▶ **SUAS TAREFAS**:
• 1. Segundo o texto da página, em que idiomas estão os textos explicativos que acompanham as obras?
• 2. Repita, sem alterações, o trecho do texto da página que começa em "As galerias mais" e vai até "em eventuais enchentes.", inclusive.

▶ **TEXTO DA PÁGINA**:

--------

Ao longo de seus 44 anos de história, o Museu coleciona fãs por toda parte. Entre os vários depoimentos que já recebeu, de artistas, pensadores, colecionadores, dirigentes de instituições culturais, empresários, entre outros, estão os de José Saramago, Gilberto Gil, Edgar Morin, Marieta Severo, Bia Lessa, Paulo de Barros, Otto, Osgêmeos, Emanoel Araújo e Danilo Miranda. Em texto anexo estão alguns trechos desses depoimentos.

PERCURSO COM OITO TEMAS

O percurso da exposição está dividido em oito temas: Profissões, Mestre Vitalino, Vida Rural, Ciclo da Vida, Circo, Arte Incomum, Religião e Ex-voto, e Escolas de Samba.

As obras ocupam os dois andares da casa, e são acompanhadas por textos explicativos em português, inglês e francês, ampliações fotográficas com imagens dos artistas e de festas populares. Produzidas desde meados de 1940 até hoje, as obras são representativas do universo cultural brasileiro, com suas variadas culturas rurais e urbanas.

As galerias mais atingidas pelas inundações fazem parte do circuito, mas sem acesso ao público. Próximo a sua entrada, estará o vídeo/instalação “Retirantes” (2019), de Martha Niklaus. O vídeo de 9’4″criado pela artista carioca, para a exposição de arte contemporânea “Inundação”, realizada no museu e curada por Marcelo Campos, faz referência às muitas inundações sofridas pela instituição entre 2010 e 2019. Inspirado nas obras de Mestre Vitalino e Zé Caboclo, presentes na exposição, o trabalho fala do “desmoronamento das figuras de barro que cria uma atmosfera apocalíptica e germinal, como as experiências limítrofes vividas nas grandes catástrofes, guerras, enchentes e pandemias”, explica Martha.

Obras que ficavam no mobiliário mais baixo foram retiradas para a reserva técnica, para não sofrerem riscos em eventuais enchentes.

--------

▶ **LISTAGEM FORNECIDA**:
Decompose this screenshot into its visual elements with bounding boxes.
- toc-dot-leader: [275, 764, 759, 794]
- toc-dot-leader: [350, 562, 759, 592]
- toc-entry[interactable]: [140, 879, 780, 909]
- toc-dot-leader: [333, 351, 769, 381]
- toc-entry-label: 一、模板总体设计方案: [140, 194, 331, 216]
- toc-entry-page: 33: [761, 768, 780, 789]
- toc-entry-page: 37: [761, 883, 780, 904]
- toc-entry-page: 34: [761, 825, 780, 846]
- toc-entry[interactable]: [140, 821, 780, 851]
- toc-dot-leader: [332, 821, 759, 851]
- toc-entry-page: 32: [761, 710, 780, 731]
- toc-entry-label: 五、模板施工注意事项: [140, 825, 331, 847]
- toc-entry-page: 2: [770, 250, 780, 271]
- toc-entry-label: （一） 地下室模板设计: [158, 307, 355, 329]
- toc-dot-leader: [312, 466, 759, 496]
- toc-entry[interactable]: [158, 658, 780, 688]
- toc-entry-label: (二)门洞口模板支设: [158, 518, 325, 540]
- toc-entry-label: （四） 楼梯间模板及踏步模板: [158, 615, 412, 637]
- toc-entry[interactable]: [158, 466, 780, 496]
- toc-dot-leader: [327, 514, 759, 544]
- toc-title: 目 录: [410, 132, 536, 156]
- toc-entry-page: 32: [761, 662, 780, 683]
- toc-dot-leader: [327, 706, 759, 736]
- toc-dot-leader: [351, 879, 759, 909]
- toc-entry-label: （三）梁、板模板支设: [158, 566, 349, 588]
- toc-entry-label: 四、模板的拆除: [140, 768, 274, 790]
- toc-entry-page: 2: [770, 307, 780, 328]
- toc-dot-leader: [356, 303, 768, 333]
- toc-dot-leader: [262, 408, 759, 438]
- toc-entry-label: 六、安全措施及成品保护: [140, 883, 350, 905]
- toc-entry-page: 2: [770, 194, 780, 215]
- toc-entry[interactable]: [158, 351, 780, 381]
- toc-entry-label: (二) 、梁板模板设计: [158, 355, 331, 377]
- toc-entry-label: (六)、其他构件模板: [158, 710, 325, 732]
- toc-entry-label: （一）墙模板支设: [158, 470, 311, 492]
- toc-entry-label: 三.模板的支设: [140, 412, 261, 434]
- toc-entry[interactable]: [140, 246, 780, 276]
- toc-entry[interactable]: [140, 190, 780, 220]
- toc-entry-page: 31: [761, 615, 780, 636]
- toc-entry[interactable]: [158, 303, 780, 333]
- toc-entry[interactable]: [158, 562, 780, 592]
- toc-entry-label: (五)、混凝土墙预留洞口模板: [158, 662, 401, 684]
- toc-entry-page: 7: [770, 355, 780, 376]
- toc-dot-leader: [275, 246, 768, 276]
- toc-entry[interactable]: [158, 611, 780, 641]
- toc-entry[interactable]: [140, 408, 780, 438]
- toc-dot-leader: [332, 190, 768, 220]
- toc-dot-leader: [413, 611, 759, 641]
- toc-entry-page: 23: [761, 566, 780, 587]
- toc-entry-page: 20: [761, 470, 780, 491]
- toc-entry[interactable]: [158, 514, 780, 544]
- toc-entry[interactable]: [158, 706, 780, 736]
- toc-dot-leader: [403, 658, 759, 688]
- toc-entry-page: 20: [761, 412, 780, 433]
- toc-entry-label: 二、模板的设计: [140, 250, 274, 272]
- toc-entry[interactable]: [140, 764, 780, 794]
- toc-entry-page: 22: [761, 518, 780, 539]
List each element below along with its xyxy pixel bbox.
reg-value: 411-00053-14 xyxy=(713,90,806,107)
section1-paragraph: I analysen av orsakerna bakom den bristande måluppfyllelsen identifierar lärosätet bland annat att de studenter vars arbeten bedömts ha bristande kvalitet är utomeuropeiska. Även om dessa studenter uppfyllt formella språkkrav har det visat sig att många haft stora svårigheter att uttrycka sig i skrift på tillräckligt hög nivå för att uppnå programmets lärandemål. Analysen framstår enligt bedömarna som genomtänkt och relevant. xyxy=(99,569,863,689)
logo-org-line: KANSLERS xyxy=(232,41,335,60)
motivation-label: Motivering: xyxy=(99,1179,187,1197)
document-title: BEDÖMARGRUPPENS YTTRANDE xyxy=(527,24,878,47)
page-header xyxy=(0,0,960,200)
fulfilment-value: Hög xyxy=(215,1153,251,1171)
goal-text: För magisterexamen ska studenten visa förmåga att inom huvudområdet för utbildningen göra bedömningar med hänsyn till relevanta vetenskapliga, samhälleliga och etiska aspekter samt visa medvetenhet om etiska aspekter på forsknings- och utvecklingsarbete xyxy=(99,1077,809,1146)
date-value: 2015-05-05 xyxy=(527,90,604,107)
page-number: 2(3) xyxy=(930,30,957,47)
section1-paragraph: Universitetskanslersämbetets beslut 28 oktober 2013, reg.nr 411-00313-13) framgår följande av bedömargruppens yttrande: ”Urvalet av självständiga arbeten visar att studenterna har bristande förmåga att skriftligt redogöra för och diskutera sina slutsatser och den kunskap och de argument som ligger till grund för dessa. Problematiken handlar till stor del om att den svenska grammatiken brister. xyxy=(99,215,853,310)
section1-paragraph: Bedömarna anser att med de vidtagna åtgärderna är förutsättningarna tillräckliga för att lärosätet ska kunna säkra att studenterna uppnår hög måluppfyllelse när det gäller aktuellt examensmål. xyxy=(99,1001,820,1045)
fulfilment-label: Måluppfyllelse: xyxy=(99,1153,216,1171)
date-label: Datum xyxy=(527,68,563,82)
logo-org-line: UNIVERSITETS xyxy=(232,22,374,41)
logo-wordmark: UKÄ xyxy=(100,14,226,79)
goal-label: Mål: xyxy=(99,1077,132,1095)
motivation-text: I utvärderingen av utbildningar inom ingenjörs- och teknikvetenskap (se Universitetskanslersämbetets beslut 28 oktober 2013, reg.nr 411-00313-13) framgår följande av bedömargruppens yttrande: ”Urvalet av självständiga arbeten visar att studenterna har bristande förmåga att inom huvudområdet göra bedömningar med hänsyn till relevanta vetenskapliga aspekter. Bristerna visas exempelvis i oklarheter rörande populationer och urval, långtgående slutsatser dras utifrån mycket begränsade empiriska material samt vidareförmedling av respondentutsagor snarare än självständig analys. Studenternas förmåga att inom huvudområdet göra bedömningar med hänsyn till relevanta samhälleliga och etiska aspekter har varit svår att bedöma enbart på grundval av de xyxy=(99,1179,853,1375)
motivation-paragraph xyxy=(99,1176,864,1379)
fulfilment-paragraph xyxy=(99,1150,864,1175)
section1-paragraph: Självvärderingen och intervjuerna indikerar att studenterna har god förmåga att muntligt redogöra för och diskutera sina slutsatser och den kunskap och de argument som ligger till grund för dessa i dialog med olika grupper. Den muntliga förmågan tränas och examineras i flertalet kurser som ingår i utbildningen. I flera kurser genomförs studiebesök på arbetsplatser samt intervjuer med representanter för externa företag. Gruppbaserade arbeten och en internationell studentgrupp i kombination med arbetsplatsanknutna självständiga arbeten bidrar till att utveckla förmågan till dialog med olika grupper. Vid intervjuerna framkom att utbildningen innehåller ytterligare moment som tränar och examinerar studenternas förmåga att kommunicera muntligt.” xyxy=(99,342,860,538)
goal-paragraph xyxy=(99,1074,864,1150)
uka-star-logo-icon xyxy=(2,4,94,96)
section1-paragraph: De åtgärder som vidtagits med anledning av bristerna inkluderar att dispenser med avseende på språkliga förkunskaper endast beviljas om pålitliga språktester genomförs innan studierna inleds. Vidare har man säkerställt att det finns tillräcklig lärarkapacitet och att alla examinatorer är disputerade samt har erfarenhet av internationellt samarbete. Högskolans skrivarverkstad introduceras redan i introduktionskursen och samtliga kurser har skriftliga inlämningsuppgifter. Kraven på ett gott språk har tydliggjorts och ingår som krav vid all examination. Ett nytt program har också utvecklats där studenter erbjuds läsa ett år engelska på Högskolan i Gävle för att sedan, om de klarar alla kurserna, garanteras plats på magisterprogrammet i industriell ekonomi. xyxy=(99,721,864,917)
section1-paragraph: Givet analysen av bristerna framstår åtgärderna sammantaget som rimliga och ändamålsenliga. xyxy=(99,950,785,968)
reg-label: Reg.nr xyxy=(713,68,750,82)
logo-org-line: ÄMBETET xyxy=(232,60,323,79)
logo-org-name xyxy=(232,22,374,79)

--------

▶ **RESPOSTAS POR TAREFA**:
• 1. Em português, inglês e francês.

• 2.
As galerias mais atingidas pelas inundações fazem parte do circuito, mas sem acesso ao público. Próximo a sua entrada, estará o vídeo/instalação “Retirantes” (2019), de Martha Niklaus. O vídeo de 9’4″criado pela artista carioca, para a exposição de arte contemporânea “Inundação”, realizada no museu e curada por Marcelo Campos, faz referência às muitas inundações sofridas pela instituição entre 2010 e 2019. Inspirado nas obras de Mestre Vitalino e Zé Caboclo, presentes na exposição, o trabalho fala do “desmoronamento das figuras de barro que cria uma atmosfera apocalíptica e germinal, como as experiências limítrofes vividas nas grandes catástrofes, guerras, enchentes e pandemias”, explica Martha.

Obras que ficavam no mobiliário mais baixo foram retiradas para a reserva técnica, para não sofrerem riscos em eventuais enchentes.